▶ **Description of the task**: Identify and pull out each line of the entries in which "label" occurs.

▶ **Material provided**:
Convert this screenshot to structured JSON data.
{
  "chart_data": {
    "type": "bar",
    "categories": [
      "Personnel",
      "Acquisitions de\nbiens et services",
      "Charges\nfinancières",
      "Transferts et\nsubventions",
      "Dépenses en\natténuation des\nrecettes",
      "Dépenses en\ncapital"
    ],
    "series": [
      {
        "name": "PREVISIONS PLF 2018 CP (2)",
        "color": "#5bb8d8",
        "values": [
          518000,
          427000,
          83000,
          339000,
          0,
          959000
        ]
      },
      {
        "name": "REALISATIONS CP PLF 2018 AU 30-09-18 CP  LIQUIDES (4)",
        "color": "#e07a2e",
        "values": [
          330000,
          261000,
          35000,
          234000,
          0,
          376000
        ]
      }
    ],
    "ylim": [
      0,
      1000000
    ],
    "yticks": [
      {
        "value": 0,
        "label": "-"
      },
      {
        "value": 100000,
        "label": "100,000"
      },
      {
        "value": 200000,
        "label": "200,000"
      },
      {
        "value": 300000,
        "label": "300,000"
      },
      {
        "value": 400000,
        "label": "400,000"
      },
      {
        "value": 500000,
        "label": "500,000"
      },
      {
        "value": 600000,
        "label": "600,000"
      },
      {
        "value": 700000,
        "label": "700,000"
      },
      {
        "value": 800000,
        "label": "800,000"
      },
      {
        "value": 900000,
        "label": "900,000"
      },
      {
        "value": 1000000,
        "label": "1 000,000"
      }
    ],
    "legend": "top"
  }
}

▶ **Output**:
        "label": "-"
        "label": "100,000"
        "label": "200,000"
        "label": "300,000"
        "label": "400,000"
        "label": "500,000"
        "label": "600,000"
        "label": "700,000"
        "label": "800,000"
        "label": "900,000"
        "label": "1 000,000"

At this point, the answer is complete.